[begin Supplied material]

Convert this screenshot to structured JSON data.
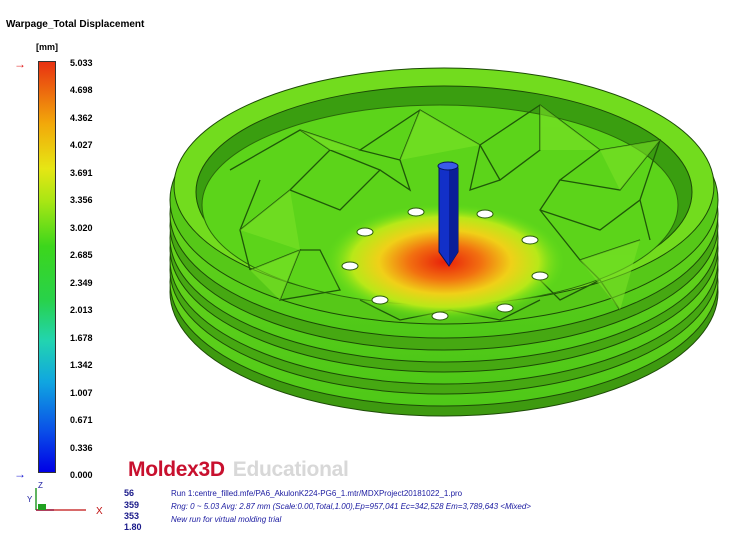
{
  "legend": {
    "title": "Warpage_Total Displacement",
    "unit": "[mm]",
    "ticks": [
      "5.033",
      "4.698",
      "4.362",
      "4.027",
      "3.691",
      "3.356",
      "3.020",
      "2.685",
      "2.349",
      "2.013",
      "1.678",
      "1.342",
      "1.007",
      "0.671",
      "0.336",
      "0.000"
    ]
  },
  "logo": {
    "brand": "Moldex",
    "brand_3d": "3D",
    "edition": "Educational"
  },
  "stats": [
    "56",
    "359",
    "353",
    "1.80"
  ],
  "info": {
    "run": "Run 1:centre_filled.mfe/PA6_AkulonK224-PG6_1.mtr/MDXProject20181022_1.pro",
    "range": "Rng: 0 ~ 5.03   Avg: 2.87 mm (Scale:0.00,Total,1.00),Ep=957,041 Ec=342,528 Em=3,789,643  <Mixed>",
    "note": "New run for virtual molding trial"
  },
  "axis": {
    "z": "Z",
    "y": "Y",
    "x": "X"
  },
  "colors": {
    "max": "#e83212",
    "min": "#0000e6",
    "logo": "#c8102e"
  }
}
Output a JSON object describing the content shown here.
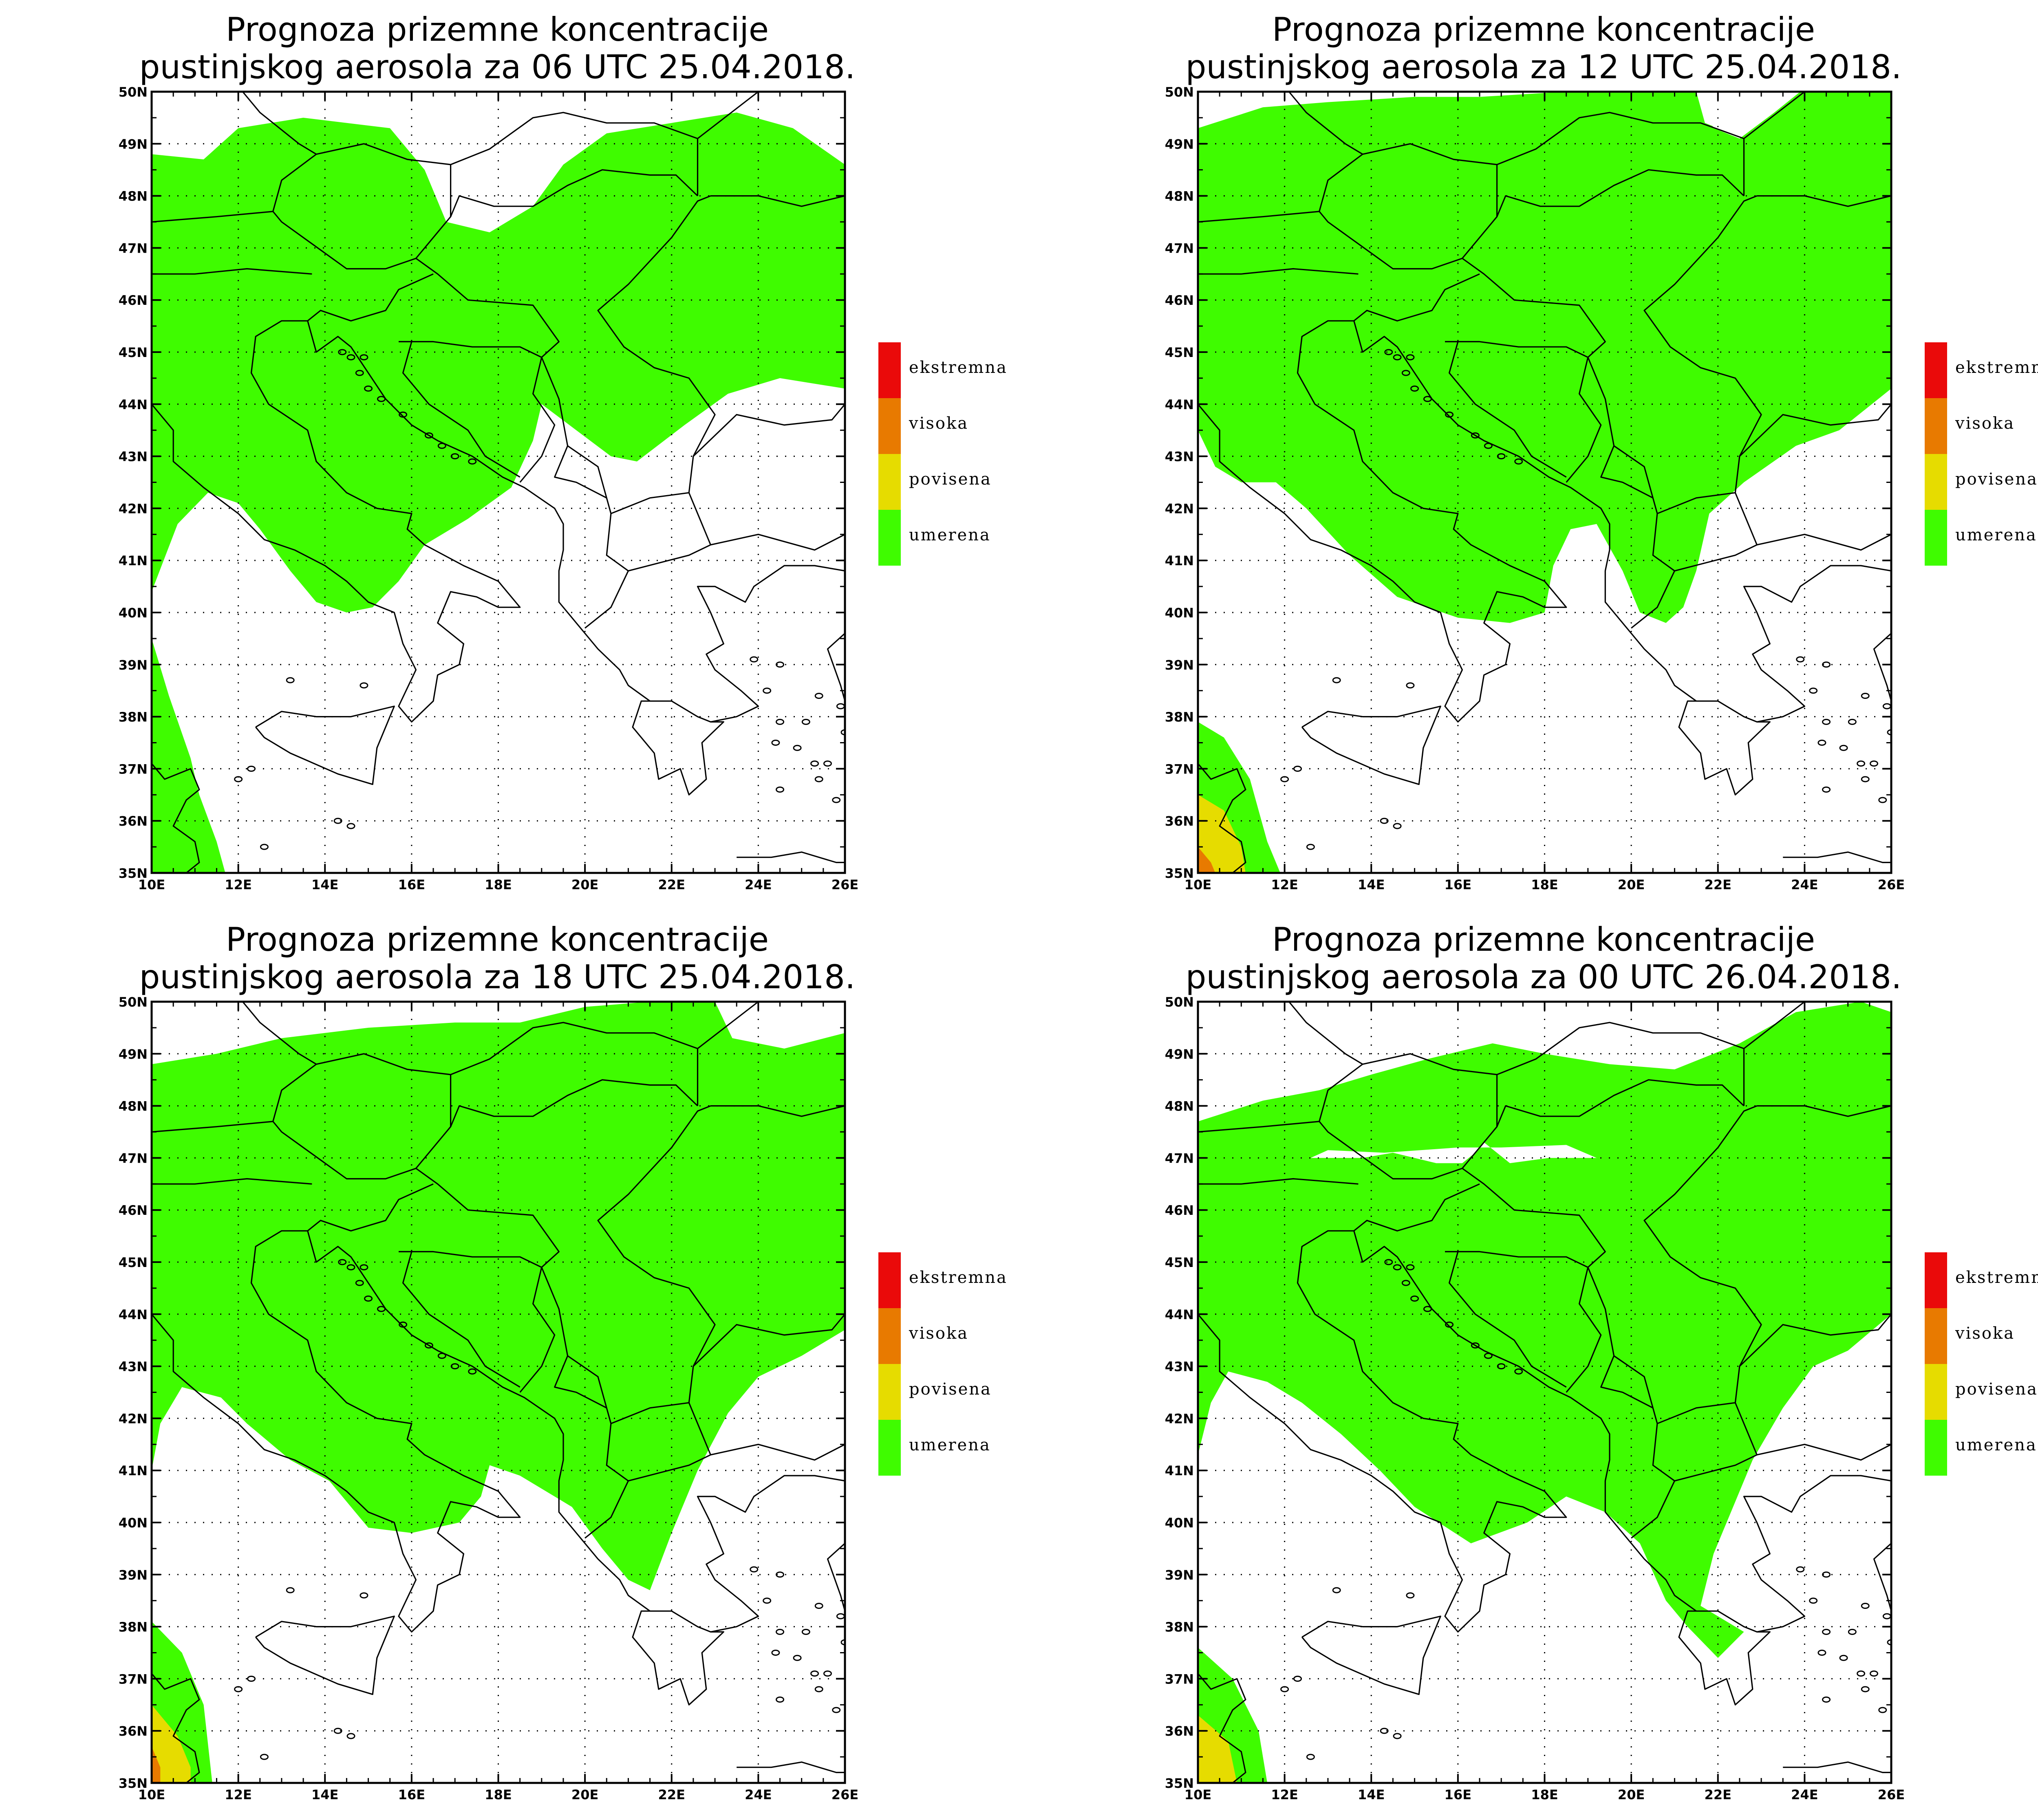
{
  "colors": {
    "umerena": "#3ffc00",
    "povisena": "#e6dc00",
    "visoka": "#e87a00",
    "ekstremna": "#ea0a0a",
    "borders": "#000000",
    "background": "#ffffff"
  },
  "legend": [
    {
      "label": "ekstremna",
      "color": "#ea0a0a"
    },
    {
      "label": "visoka",
      "color": "#e87a00"
    },
    {
      "label": "povisena",
      "color": "#e6dc00"
    },
    {
      "label": "umerena",
      "color": "#3ffc00"
    }
  ],
  "axes": {
    "lat_labels": [
      "50N",
      "49N",
      "48N",
      "47N",
      "46N",
      "45N",
      "44N",
      "43N",
      "42N",
      "41N",
      "40N",
      "39N",
      "38N",
      "37N",
      "36N",
      "35N"
    ],
    "lon_labels": [
      "10E",
      "12E",
      "14E",
      "16E",
      "18E",
      "20E",
      "22E",
      "24E",
      "26E"
    ],
    "lon_range": [
      10,
      26
    ],
    "lat_range": [
      35,
      50
    ]
  },
  "panels": [
    {
      "title_line1": "Prognoza prizemne koncentracije",
      "title_line2": "pustinjskog aerosola za 06 UTC 25.04.2018."
    },
    {
      "title_line1": "Prognoza prizemne koncentracije",
      "title_line2": "pustinjskog aerosola za 12 UTC 25.04.2018."
    },
    {
      "title_line1": "Prognoza prizemne koncentracije",
      "title_line2": "pustinjskog aerosola za 18 UTC 25.04.2018."
    },
    {
      "title_line1": "Prognoza prizemne koncentracije",
      "title_line2": "pustinjskog aerosola za 00 UTC 26.04.2018."
    }
  ]
}
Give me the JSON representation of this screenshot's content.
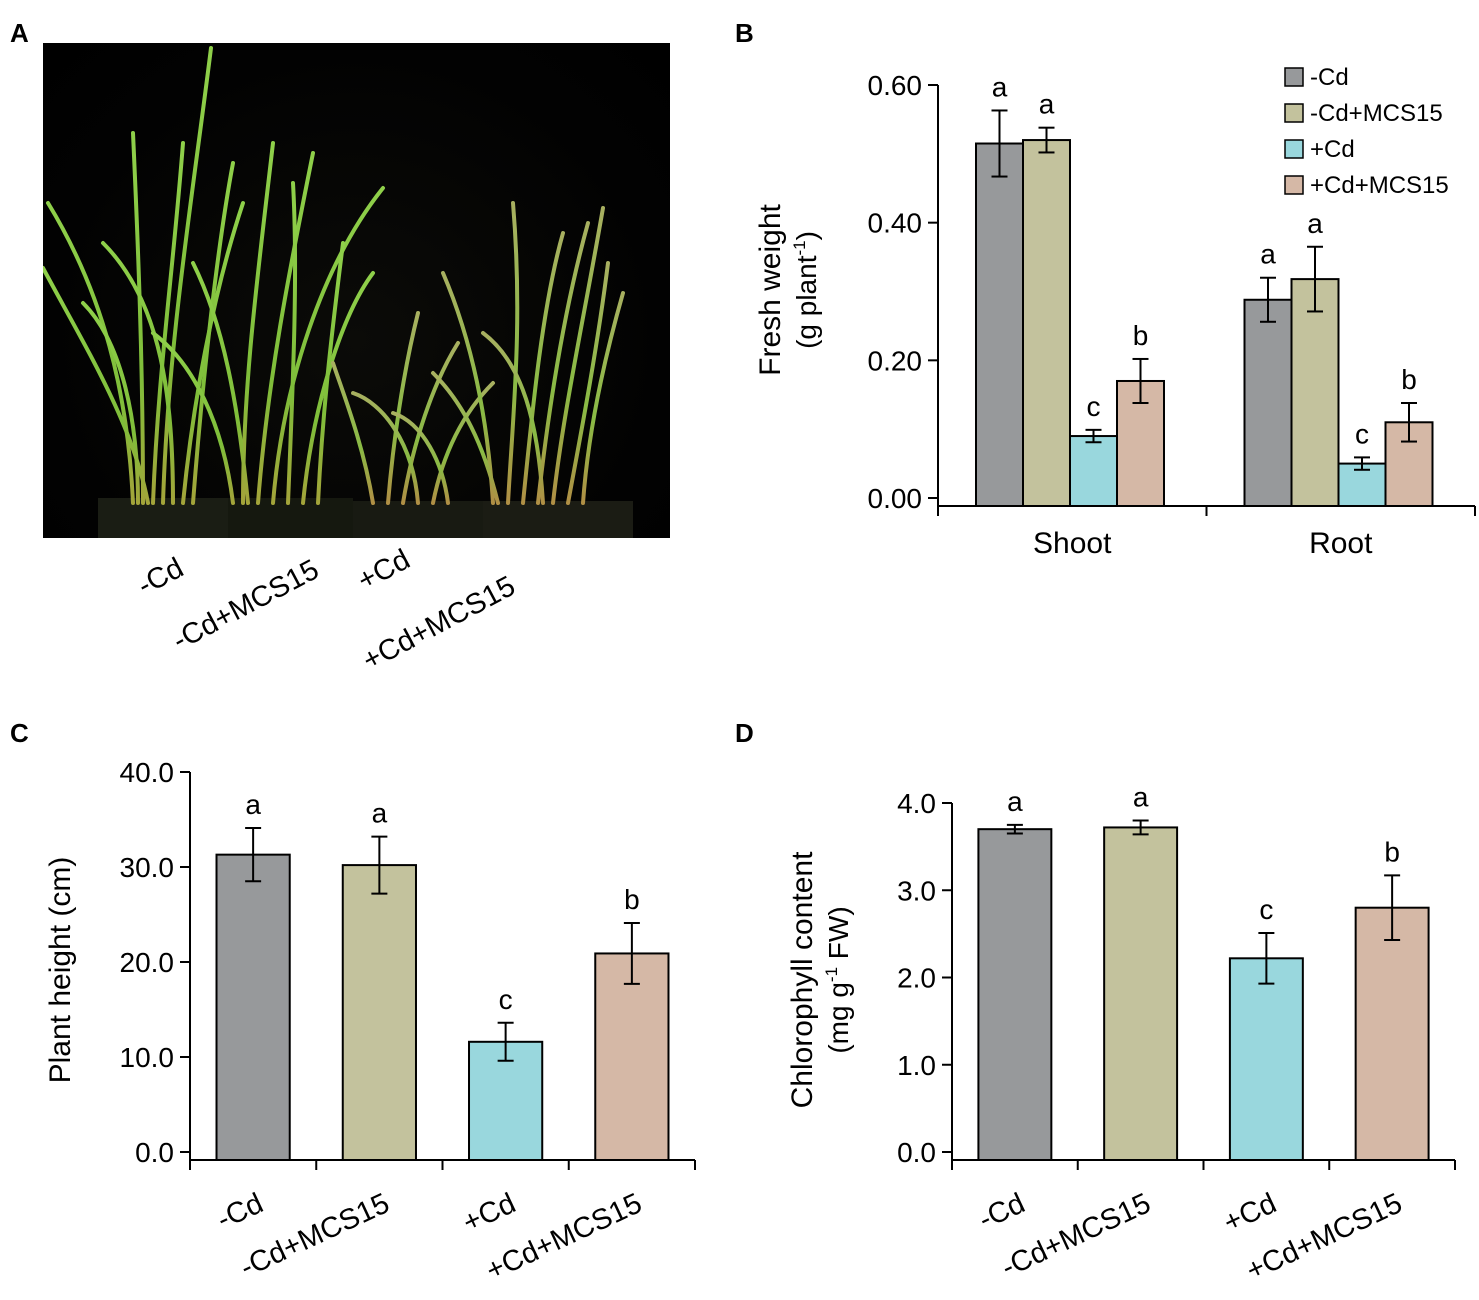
{
  "panels": {
    "a": {
      "letter": "A",
      "photo_description_icon": "rice-seedlings-photo",
      "treatment_labels": [
        "-Cd",
        "-Cd+MCS15",
        "+Cd",
        "+Cd+MCS15"
      ]
    },
    "b": {
      "letter": "B"
    },
    "c": {
      "letter": "C"
    },
    "d": {
      "letter": "D"
    }
  },
  "colors": {
    "minus_cd": "#97999b",
    "minus_cd_mcs15": "#c3c29d",
    "plus_cd": "#99d7dd",
    "plus_cd_mcs15": "#d5b8a6"
  },
  "chart_data": [
    {
      "id": "B",
      "type": "bar",
      "title": "",
      "ylabel_line1": "Fresh weight",
      "ylabel_line2_prefix": "(g plant",
      "ylabel_line2_sup": "-1",
      "ylabel_line2_suffix": ")",
      "xlabel": "",
      "categories": [
        "Shoot",
        "Root"
      ],
      "ylim": [
        0,
        0.6
      ],
      "yticks": [
        "0.00",
        "0.20",
        "0.40",
        "0.60"
      ],
      "ytick_values": [
        0,
        0.2,
        0.4,
        0.6
      ],
      "legend": [
        "-Cd",
        "-Cd+MCS15",
        "+Cd",
        "+Cd+MCS15"
      ],
      "legend_position": "top-right",
      "series": [
        {
          "name": "-Cd",
          "values": [
            0.515,
            0.288
          ],
          "errors": [
            0.048,
            0.032
          ],
          "letters": [
            "a",
            "a"
          ]
        },
        {
          "name": "-Cd+MCS15",
          "values": [
            0.52,
            0.318
          ],
          "errors": [
            0.018,
            0.047
          ],
          "letters": [
            "a",
            "a"
          ]
        },
        {
          "name": "+Cd",
          "values": [
            0.09,
            0.05
          ],
          "errors": [
            0.009,
            0.009
          ],
          "letters": [
            "c",
            "c"
          ]
        },
        {
          "name": "+Cd+MCS15",
          "values": [
            0.17,
            0.11
          ],
          "errors": [
            0.032,
            0.028
          ],
          "letters": [
            "b",
            "b"
          ]
        }
      ]
    },
    {
      "id": "C",
      "type": "bar",
      "title": "",
      "ylabel": "Plant height (cm)",
      "xlabel": "",
      "categories": [
        "-Cd",
        "-Cd+MCS15",
        "+Cd",
        "+Cd+MCS15"
      ],
      "ylim": [
        0,
        40
      ],
      "yticks": [
        "0.0",
        "10.0",
        "20.0",
        "30.0",
        "40.0"
      ],
      "ytick_values": [
        0,
        10,
        20,
        30,
        40
      ],
      "values": [
        31.3,
        30.2,
        11.6,
        20.9
      ],
      "errors": [
        2.8,
        3.0,
        2.0,
        3.2
      ],
      "letters": [
        "a",
        "a",
        "c",
        "b"
      ]
    },
    {
      "id": "D",
      "type": "bar",
      "title": "",
      "ylabel_line1": "Chlorophyll content",
      "ylabel_line2_prefix": "(mg g",
      "ylabel_line2_sup": "-1",
      "ylabel_line2_suffix": " FW)",
      "xlabel": "",
      "categories": [
        "-Cd",
        "-Cd+MCS15",
        "+Cd",
        "+Cd+MCS15"
      ],
      "ylim": [
        0,
        4.0
      ],
      "yticks": [
        "0.0",
        "1.0",
        "2.0",
        "3.0",
        "4.0"
      ],
      "ytick_values": [
        0,
        1,
        2,
        3,
        4
      ],
      "values": [
        3.7,
        3.72,
        2.22,
        2.8
      ],
      "errors": [
        0.05,
        0.08,
        0.29,
        0.37
      ],
      "letters": [
        "a",
        "a",
        "c",
        "b"
      ]
    }
  ]
}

[end Supplied material]

## [Given request]
Reproduce every line above as written, skipping pictures.

## [Worked answer]
Convert this screenshot to structured JSON data.
{
  "legend": {
    "title": "Warpage_Total Displacement",
    "unit": "[mm]",
    "ticks": [
      "5.033",
      "4.698",
      "4.362",
      "4.027",
      "3.691",
      "3.356",
      "3.020",
      "2.685",
      "2.349",
      "2.013",
      "1.678",
      "1.342",
      "1.007",
      "0.671",
      "0.336",
      "0.000"
    ]
  },
  "logo": {
    "brand": "Moldex",
    "brand_3d": "3D",
    "edition": "Educational"
  },
  "stats": [
    "56",
    "359",
    "353",
    "1.80"
  ],
  "info": {
    "run": "Run 1:centre_filled.mfe/PA6_AkulonK224-PG6_1.mtr/MDXProject20181022_1.pro",
    "range": "Rng: 0 ~ 5.03   Avg: 2.87 mm (Scale:0.00,Total,1.00),Ep=957,041 Ec=342,528 Em=3,789,643  <Mixed>",
    "note": "New run for virtual molding trial"
  },
  "axis": {
    "z": "Z",
    "y": "Y",
    "x": "X"
  },
  "colors": {
    "max": "#e83212",
    "min": "#0000e6",
    "logo": "#c8102e"
  }
}
Output a JSON object describing the content shown here.
{
  "colors": {
    "umerena": "#3ffc00",
    "povisena": "#e6dc00",
    "visoka": "#e87a00",
    "ekstremna": "#ea0a0a",
    "borders": "#000000",
    "background": "#ffffff"
  },
  "legend": [
    {
      "label": "ekstremna",
      "color": "#ea0a0a"
    },
    {
      "label": "visoka",
      "color": "#e87a00"
    },
    {
      "label": "povisena",
      "color": "#e6dc00"
    },
    {
      "label": "umerena",
      "color": "#3ffc00"
    }
  ],
  "axes": {
    "lat_labels": [
      "50N",
      "49N",
      "48N",
      "47N",
      "46N",
      "45N",
      "44N",
      "43N",
      "42N",
      "41N",
      "40N",
      "39N",
      "38N",
      "37N",
      "36N",
      "35N"
    ],
    "lon_labels": [
      "10E",
      "12E",
      "14E",
      "16E",
      "18E",
      "20E",
      "22E",
      "24E",
      "26E"
    ],
    "lon_range": [
      10,
      26
    ],
    "lat_range": [
      35,
      50
    ]
  },
  "panels": [
    {
      "title_line1": "Prognoza prizemne koncentracije",
      "title_line2": "pustinjskog aerosola za 06 UTC 25.04.2018."
    },
    {
      "title_line1": "Prognoza prizemne koncentracije",
      "title_line2": "pustinjskog aerosola za 12 UTC 25.04.2018."
    },
    {
      "title_line1": "Prognoza prizemne koncentracije",
      "title_line2": "pustinjskog aerosola za 18 UTC 25.04.2018."
    },
    {
      "title_line1": "Prognoza prizemne koncentracije",
      "title_line2": "pustinjskog aerosola za 00 UTC 26.04.2018."
    }
  ]
}
Give me the JSON representation of this screenshot's content.
{
  "panels": {
    "a": {
      "letter": "A",
      "photo_description_icon": "rice-seedlings-photo",
      "treatment_labels": [
        "-Cd",
        "-Cd+MCS15",
        "+Cd",
        "+Cd+MCS15"
      ]
    },
    "b": {
      "letter": "B"
    },
    "c": {
      "letter": "C"
    },
    "d": {
      "letter": "D"
    }
  },
  "colors": {
    "minus_cd": "#97999b",
    "minus_cd_mcs15": "#c3c29d",
    "plus_cd": "#99d7dd",
    "plus_cd_mcs15": "#d5b8a6"
  },
  "chart_data": [
    {
      "id": "B",
      "type": "bar",
      "title": "",
      "ylabel_line1": "Fresh weight",
      "ylabel_line2_prefix": "(g plant",
      "ylabel_line2_sup": "-1",
      "ylabel_line2_suffix": ")",
      "xlabel": "",
      "categories": [
        "Shoot",
        "Root"
      ],
      "ylim": [
        0,
        0.6
      ],
      "yticks": [
        "0.00",
        "0.20",
        "0.40",
        "0.60"
      ],
      "ytick_values": [
        0,
        0.2,
        0.4,
        0.6
      ],
      "legend": [
        "-Cd",
        "-Cd+MCS15",
        "+Cd",
        "+Cd+MCS15"
      ],
      "legend_position": "top-right",
      "series": [
        {
          "name": "-Cd",
          "values": [
            0.515,
            0.288
          ],
          "errors": [
            0.048,
            0.032
          ],
          "letters": [
            "a",
            "a"
          ]
        },
        {
          "name": "-Cd+MCS15",
          "values": [
            0.52,
            0.318
          ],
          "errors": [
            0.018,
            0.047
          ],
          "letters": [
            "a",
            "a"
          ]
        },
        {
          "name": "+Cd",
          "values": [
            0.09,
            0.05
          ],
          "errors": [
            0.009,
            0.009
          ],
          "letters": [
            "c",
            "c"
          ]
        },
        {
          "name": "+Cd+MCS15",
          "values": [
            0.17,
            0.11
          ],
          "errors": [
            0.032,
            0.028
          ],
          "letters": [
            "b",
            "b"
          ]
        }
      ]
    },
    {
      "id": "C",
      "type": "bar",
      "title": "",
      "ylabel": "Plant height (cm)",
      "xlabel": "",
      "categories": [
        "-Cd",
        "-Cd+MCS15",
        "+Cd",
        "+Cd+MCS15"
      ],
      "ylim": [
        0,
        40
      ],
      "yticks": [
        "0.0",
        "10.0",
        "20.0",
        "30.0",
        "40.0"
      ],
      "ytick_values": [
        0,
        10,
        20,
        30,
        40
      ],
      "values": [
        31.3,
        30.2,
        11.6,
        20.9
      ],
      "errors": [
        2.8,
        3.0,
        2.0,
        3.2
      ],
      "letters": [
        "a",
        "a",
        "c",
        "b"
      ]
    },
    {
      "id": "D",
      "type": "bar",
      "title": "",
      "ylabel_line1": "Chlorophyll content",
      "ylabel_line2_prefix": "(mg g",
      "ylabel_line2_sup": "-1",
      "ylabel_line2_suffix": " FW)",
      "xlabel": "",
      "categories": [
        "-Cd",
        "-Cd+MCS15",
        "+Cd",
        "+Cd+MCS15"
      ],
      "ylim": [
        0,
        4.0
      ],
      "yticks": [
        "0.0",
        "1.0",
        "2.0",
        "3.0",
        "4.0"
      ],
      "ytick_values": [
        0,
        1,
        2,
        3,
        4
      ],
      "values": [
        3.7,
        3.72,
        2.22,
        2.8
      ],
      "errors": [
        0.05,
        0.08,
        0.29,
        0.37
      ],
      "letters": [
        "a",
        "a",
        "c",
        "b"
      ]
    }
  ]
}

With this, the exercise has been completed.